— Start of Task material —

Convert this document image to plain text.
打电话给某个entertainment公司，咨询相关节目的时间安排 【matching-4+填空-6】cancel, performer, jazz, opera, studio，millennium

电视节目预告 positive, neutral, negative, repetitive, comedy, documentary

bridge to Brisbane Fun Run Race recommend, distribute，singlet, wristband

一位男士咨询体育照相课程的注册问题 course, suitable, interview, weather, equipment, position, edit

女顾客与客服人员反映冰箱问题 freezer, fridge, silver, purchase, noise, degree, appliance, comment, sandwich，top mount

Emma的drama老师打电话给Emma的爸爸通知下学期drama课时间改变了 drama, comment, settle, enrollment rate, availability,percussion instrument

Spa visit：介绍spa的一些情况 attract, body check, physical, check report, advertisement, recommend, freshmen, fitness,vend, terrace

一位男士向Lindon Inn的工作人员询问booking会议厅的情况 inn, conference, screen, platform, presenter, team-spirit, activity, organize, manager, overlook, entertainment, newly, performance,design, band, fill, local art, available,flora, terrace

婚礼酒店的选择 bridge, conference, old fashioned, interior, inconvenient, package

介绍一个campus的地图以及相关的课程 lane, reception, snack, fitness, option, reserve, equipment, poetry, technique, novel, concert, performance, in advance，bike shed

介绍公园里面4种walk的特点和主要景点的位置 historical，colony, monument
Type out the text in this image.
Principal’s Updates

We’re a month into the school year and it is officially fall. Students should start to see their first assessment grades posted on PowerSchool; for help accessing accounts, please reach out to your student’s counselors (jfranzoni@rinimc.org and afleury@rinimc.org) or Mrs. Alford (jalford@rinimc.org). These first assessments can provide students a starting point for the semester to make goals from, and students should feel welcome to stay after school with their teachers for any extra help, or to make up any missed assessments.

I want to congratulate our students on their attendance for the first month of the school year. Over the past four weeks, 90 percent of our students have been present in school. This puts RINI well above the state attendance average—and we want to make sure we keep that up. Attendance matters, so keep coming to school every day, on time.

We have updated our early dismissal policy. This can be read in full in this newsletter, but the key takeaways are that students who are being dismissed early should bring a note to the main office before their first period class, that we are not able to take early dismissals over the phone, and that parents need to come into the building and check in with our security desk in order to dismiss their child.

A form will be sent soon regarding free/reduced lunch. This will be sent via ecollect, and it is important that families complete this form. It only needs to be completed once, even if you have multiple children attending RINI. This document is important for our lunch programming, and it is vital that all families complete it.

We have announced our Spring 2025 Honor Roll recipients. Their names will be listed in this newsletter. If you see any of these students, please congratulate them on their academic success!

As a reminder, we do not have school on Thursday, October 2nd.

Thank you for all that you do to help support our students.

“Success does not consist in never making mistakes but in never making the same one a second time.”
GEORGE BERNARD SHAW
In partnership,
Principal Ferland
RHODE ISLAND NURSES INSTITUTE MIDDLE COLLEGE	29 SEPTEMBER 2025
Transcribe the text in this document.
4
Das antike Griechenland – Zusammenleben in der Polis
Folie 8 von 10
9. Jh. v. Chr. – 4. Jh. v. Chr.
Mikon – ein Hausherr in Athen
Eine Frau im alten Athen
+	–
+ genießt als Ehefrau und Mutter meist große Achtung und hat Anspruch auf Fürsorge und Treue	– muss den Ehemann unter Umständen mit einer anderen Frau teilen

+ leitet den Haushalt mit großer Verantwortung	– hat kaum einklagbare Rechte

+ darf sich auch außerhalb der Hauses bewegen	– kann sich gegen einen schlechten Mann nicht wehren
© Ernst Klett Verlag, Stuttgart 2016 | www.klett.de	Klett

— End of Task material —

**Problem statement:** Find the lines that include the string "conference", then copy each of them.

**Response to this task:**
一位男士向Lindon Inn的工作人员询问booking会议厅的情况 inn, conference, screen, platform, presenter, team-spirit, activity, organize, manager, overlook, entertainment, newly, performance,design, band, fill, local art, available,flora, terrace
婚礼酒店的选择 bridge, conference, old fashioned, interior, inconvenient, package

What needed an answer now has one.